TASK DIRECTIONS:
Make an exact copy of the records, dropping all pictures.
+++ EXERCISE MATERIALS
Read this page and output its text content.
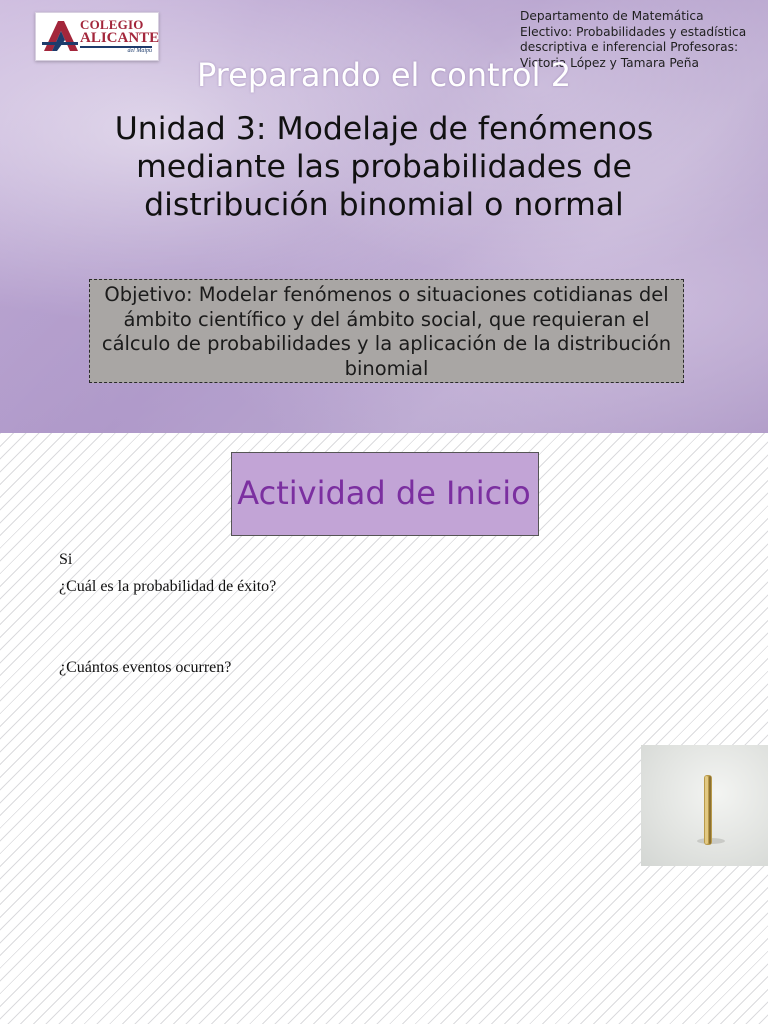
COLEGIO
ALICANTE
del Maipú
Departamento de Matemática
Electivo: Probabilidades y estadística descriptiva e inferencial Profesoras: Victoria López y Tamara Peña
Preparando el control 2
Unidad 3: Modelaje de fenómenos mediante las probabilidades de distribución binomial o normal
Objetivo: Modelar fenómenos o situaciones cotidianas del ámbito científico y del ámbito social, que requieran el cálculo de probabilidades y la aplicación de la distribución binomial
Actividad de Inicio
Si
¿Cuál es la probabilidad de éxito?
¿Cuántos eventos ocurren?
++++++
SOLUTION TO THIS EXERCISE:
Read this page and output its text content.
COLEGIO
ALICANTE
del Maipú
Departamento de Matemática
Electivo: Probabilidades y estadística descriptiva e inferencial Profesoras: Victoria López y Tamara Peña
Preparando el control 2
Unidad 3: Modelaje de fenómenos mediante las probabilidades de distribución binomial o normal
Objetivo: Modelar fenómenos o situaciones cotidianas del ámbito científico y del ámbito social, que requieran el cálculo de probabilidades y la aplicación de la distribución binomial
Actividad de Inicio
Si
¿Cuál es la probabilidad de éxito?
¿Cuántos eventos ocurren?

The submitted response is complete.